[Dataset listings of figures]
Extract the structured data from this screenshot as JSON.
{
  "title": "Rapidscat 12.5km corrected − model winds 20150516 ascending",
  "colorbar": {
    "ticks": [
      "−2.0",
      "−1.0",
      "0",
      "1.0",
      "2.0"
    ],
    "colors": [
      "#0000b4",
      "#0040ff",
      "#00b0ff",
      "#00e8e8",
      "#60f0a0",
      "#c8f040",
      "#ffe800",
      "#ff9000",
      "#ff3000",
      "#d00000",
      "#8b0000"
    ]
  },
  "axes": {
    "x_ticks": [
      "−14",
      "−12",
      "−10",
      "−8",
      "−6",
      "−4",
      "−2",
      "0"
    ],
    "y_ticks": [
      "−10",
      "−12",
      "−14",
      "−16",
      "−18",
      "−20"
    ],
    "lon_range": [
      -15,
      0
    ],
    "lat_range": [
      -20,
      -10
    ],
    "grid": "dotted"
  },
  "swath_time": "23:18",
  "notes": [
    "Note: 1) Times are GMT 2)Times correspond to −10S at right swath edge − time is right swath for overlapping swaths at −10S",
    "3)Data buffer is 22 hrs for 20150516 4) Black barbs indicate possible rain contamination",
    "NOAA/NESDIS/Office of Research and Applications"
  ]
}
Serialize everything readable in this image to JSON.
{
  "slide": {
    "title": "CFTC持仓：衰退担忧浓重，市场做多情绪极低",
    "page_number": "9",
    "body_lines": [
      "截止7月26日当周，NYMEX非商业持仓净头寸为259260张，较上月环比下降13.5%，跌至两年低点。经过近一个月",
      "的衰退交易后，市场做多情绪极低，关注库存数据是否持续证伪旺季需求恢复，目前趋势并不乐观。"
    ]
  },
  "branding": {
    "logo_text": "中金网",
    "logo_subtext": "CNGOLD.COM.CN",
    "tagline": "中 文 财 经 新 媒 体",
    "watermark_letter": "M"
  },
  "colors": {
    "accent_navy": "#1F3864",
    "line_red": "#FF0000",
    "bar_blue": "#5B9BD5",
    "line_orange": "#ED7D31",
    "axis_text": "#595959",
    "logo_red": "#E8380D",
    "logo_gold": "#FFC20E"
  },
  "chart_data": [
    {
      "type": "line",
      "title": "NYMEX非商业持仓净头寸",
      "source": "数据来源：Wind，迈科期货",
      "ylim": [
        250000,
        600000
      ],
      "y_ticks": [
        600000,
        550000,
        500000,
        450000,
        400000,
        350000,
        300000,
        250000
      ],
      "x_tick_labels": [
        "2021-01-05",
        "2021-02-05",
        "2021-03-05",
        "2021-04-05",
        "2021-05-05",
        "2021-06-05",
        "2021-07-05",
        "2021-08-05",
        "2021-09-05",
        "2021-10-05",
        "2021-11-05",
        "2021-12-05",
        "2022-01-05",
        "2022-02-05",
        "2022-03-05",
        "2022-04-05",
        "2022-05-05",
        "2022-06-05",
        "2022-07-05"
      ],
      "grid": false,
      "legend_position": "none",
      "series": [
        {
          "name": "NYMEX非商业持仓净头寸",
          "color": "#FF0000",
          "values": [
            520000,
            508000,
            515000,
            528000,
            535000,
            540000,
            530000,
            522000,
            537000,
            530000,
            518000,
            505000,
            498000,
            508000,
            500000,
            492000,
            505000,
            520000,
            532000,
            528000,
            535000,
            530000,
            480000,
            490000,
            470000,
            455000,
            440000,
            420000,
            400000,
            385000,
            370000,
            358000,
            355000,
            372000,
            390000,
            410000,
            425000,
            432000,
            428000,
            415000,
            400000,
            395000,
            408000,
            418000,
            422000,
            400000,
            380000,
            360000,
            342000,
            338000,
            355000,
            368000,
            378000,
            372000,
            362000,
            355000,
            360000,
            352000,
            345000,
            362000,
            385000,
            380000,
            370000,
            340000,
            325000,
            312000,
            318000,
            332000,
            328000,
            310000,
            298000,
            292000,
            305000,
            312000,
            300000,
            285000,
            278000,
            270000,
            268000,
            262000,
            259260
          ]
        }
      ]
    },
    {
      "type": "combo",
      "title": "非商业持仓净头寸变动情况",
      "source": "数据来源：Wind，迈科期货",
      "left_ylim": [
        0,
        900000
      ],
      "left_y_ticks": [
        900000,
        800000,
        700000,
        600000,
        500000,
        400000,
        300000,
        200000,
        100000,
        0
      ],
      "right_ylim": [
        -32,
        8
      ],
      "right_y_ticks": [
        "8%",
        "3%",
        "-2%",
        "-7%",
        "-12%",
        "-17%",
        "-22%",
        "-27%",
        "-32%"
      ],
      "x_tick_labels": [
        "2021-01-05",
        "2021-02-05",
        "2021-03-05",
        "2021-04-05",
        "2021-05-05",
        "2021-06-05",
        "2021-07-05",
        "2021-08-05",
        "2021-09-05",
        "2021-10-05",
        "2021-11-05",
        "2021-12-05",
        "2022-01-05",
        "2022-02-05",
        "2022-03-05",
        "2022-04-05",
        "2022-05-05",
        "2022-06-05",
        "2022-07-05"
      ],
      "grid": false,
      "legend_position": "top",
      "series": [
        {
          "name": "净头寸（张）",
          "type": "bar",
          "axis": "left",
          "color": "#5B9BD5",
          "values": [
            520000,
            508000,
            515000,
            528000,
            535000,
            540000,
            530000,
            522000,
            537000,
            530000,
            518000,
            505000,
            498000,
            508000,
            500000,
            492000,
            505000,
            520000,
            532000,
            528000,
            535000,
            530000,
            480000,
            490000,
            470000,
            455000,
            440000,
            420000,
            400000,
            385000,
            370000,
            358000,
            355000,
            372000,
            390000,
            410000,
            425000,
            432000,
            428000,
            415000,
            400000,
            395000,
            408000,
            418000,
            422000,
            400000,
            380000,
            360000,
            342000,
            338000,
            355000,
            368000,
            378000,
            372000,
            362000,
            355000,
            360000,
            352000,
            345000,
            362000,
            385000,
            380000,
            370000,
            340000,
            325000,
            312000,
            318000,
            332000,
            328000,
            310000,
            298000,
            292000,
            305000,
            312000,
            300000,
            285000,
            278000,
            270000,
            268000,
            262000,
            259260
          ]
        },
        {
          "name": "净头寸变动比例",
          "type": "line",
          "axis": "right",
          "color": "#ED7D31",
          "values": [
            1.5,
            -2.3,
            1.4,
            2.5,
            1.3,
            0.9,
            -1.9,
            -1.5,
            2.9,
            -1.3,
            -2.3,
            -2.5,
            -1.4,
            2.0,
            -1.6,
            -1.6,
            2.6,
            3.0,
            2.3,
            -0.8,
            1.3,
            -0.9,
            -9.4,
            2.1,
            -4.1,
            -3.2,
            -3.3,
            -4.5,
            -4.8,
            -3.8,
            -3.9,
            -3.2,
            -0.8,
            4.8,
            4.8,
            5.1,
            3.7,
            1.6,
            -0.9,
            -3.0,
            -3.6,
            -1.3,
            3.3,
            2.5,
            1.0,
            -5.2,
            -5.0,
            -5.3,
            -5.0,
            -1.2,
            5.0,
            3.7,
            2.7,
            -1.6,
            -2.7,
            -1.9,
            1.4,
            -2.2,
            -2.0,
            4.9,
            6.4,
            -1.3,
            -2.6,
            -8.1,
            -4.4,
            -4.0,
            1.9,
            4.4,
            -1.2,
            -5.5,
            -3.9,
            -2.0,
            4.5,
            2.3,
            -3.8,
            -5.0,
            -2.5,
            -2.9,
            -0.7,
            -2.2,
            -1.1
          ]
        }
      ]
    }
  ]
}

Short task >> Copy all the lines, exactly.

Answer for this exercise >>
Extract the structured data from this screenshot as JSON.
{
  "title": "Rapidscat 12.5km corrected − model winds 20150516 ascending",
  "colorbar": {
    "ticks": [
      "−2.0",
      "−1.0",
      "0",
      "1.0",
      "2.0"
    ],
    "colors": [
      "#0000b4",
      "#0040ff",
      "#00b0ff",
      "#00e8e8",
      "#60f0a0",
      "#c8f040",
      "#ffe800",
      "#ff9000",
      "#ff3000",
      "#d00000",
      "#8b0000"
    ]
  },
  "axes": {
    "x_ticks": [
      "−14",
      "−12",
      "−10",
      "−8",
      "−6",
      "−4",
      "−2",
      "0"
    ],
    "y_ticks": [
      "−10",
      "−12",
      "−14",
      "−16",
      "−18",
      "−20"
    ],
    "lon_range": [
      -15,
      0
    ],
    "lat_range": [
      -20,
      -10
    ],
    "grid": "dotted"
  },
  "swath_time": "23:18",
  "notes": [
    "Note: 1) Times are GMT 2)Times correspond to −10S at right swath edge − time is right swath for overlapping swaths at −10S",
    "3)Data buffer is 22 hrs for 20150516 4) Black barbs indicate possible rain contamination",
    "NOAA/NESDIS/Office of Research and Applications"
  ]
}
Serialize everything readable in this image to JSON.
{
  "slide": {
    "title": "CFTC持仓：衰退担忧浓重，市场做多情绪极低",
    "page_number": "9",
    "body_lines": [
      "截止7月26日当周，NYMEX非商业持仓净头寸为259260张，较上月环比下降13.5%，跌至两年低点。经过近一个月",
      "的衰退交易后，市场做多情绪极低，关注库存数据是否持续证伪旺季需求恢复，目前趋势并不乐观。"
    ]
  },
  "branding": {
    "logo_text": "中金网",
    "logo_subtext": "CNGOLD.COM.CN",
    "tagline": "中 文 财 经 新 媒 体",
    "watermark_letter": "M"
  },
  "colors": {
    "accent_navy": "#1F3864",
    "line_red": "#FF0000",
    "bar_blue": "#5B9BD5",
    "line_orange": "#ED7D31",
    "axis_text": "#595959",
    "logo_red": "#E8380D",
    "logo_gold": "#FFC20E"
  },
  "chart_data": [
    {
      "type": "line",
      "title": "NYMEX非商业持仓净头寸",
      "source": "数据来源：Wind，迈科期货",
      "ylim": [
        250000,
        600000
      ],
      "y_ticks": [
        600000,
        550000,
        500000,
        450000,
        400000,
        350000,
        300000,
        250000
      ],
      "x_tick_labels": [
        "2021-01-05",
        "2021-02-05",
        "2021-03-05",
        "2021-04-05",
        "2021-05-05",
        "2021-06-05",
        "2021-07-05",
        "2021-08-05",
        "2021-09-05",
        "2021-10-05",
        "2021-11-05",
        "2021-12-05",
        "2022-01-05",
        "2022-02-05",
        "2022-03-05",
        "2022-04-05",
        "2022-05-05",
        "2022-06-05",
        "2022-07-05"
      ],
      "grid": false,
      "legend_position": "none",
      "series": [
        {
          "name": "NYMEX非商业持仓净头寸",
          "color": "#FF0000",
          "values": [
            520000,
            508000,
            515000,
            528000,
            535000,
            540000,
            530000,
            522000,
            537000,
            530000,
            518000,
            505000,
            498000,
            508000,
            500000,
            492000,
            505000,
            520000,
            532000,
            528000,
            535000,
            530000,
            480000,
            490000,
            470000,
            455000,
            440000,
            420000,
            400000,
            385000,
            370000,
            358000,
            355000,
            372000,
            390000,
            410000,
            425000,
            432000,
            428000,
            415000,
            400000,
            395000,
            408000,
            418000,
            422000,
            400000,
            380000,
            360000,
            342000,
            338000,
            355000,
            368000,
            378000,
            372000,
            362000,
            355000,
            360000,
            352000,
            345000,
            362000,
            385000,
            380000,
            370000,
            340000,
            325000,
            312000,
            318000,
            332000,
            328000,
            310000,
            298000,
            292000,
            305000,
            312000,
            300000,
            285000,
            278000,
            270000,
            268000,
            262000,
            259260
          ]
        }
      ]
    },
    {
      "type": "combo",
      "title": "非商业持仓净头寸变动情况",
      "source": "数据来源：Wind，迈科期货",
      "left_ylim": [
        0,
        900000
      ],
      "left_y_ticks": [
        900000,
        800000,
        700000,
        600000,
        500000,
        400000,
        300000,
        200000,
        100000,
        0
      ],
      "right_ylim": [
        -32,
        8
      ],
      "right_y_ticks": [
        "8%",
        "3%",
        "-2%",
        "-7%",
        "-12%",
        "-17%",
        "-22%",
        "-27%",
        "-32%"
      ],
      "x_tick_labels": [
        "2021-01-05",
        "2021-02-05",
        "2021-03-05",
        "2021-04-05",
        "2021-05-05",
        "2021-06-05",
        "2021-07-05",
        "2021-08-05",
        "2021-09-05",
        "2021-10-05",
        "2021-11-05",
        "2021-12-05",
        "2022-01-05",
        "2022-02-05",
        "2022-03-05",
        "2022-04-05",
        "2022-05-05",
        "2022-06-05",
        "2022-07-05"
      ],
      "grid": false,
      "legend_position": "top",
      "series": [
        {
          "name": "净头寸（张）",
          "type": "bar",
          "axis": "left",
          "color": "#5B9BD5",
          "values": [
            520000,
            508000,
            515000,
            528000,
            535000,
            540000,
            530000,
            522000,
            537000,
            530000,
            518000,
            505000,
            498000,
            508000,
            500000,
            492000,
            505000,
            520000,
            532000,
            528000,
            535000,
            530000,
            480000,
            490000,
            470000,
            455000,
            440000,
            420000,
            400000,
            385000,
            370000,
            358000,
            355000,
            372000,
            390000,
            410000,
            425000,
            432000,
            428000,
            415000,
            400000,
            395000,
            408000,
            418000,
            422000,
            400000,
            380000,
            360000,
            342000,
            338000,
            355000,
            368000,
            378000,
            372000,
            362000,
            355000,
            360000,
            352000,
            345000,
            362000,
            385000,
            380000,
            370000,
            340000,
            325000,
            312000,
            318000,
            332000,
            328000,
            310000,
            298000,
            292000,
            305000,
            312000,
            300000,
            285000,
            278000,
            270000,
            268000,
            262000,
            259260
          ]
        },
        {
          "name": "净头寸变动比例",
          "type": "line",
          "axis": "right",
          "color": "#ED7D31",
          "values": [
            1.5,
            -2.3,
            1.4,
            2.5,
            1.3,
            0.9,
            -1.9,
            -1.5,
            2.9,
            -1.3,
            -2.3,
            -2.5,
            -1.4,
            2.0,
            -1.6,
            -1.6,
            2.6,
            3.0,
            2.3,
            -0.8,
            1.3,
            -0.9,
            -9.4,
            2.1,
            -4.1,
            -3.2,
            -3.3,
            -4.5,
            -4.8,
            -3.8,
            -3.9,
            -3.2,
            -0.8,
            4.8,
            4.8,
            5.1,
            3.7,
            1.6,
            -0.9,
            -3.0,
            -3.6,
            -1.3,
            3.3,
            2.5,
            1.0,
            -5.2,
            -5.0,
            -5.3,
            -5.0,
            -1.2,
            5.0,
            3.7,
            2.7,
            -1.6,
            -2.7,
            -1.9,
            1.4,
            -2.2,
            -2.0,
            4.9,
            6.4,
            -1.3,
            -2.6,
            -8.1,
            -4.4,
            -4.0,
            1.9,
            4.4,
            -1.2,
            -5.5,
            -3.9,
            -2.0,
            4.5,
            2.3,
            -3.8,
            -5.0,
            -2.5,
            -2.9,
            -0.7,
            -2.2,
            -1.1
          ]
        }
      ]
    }
  ]
}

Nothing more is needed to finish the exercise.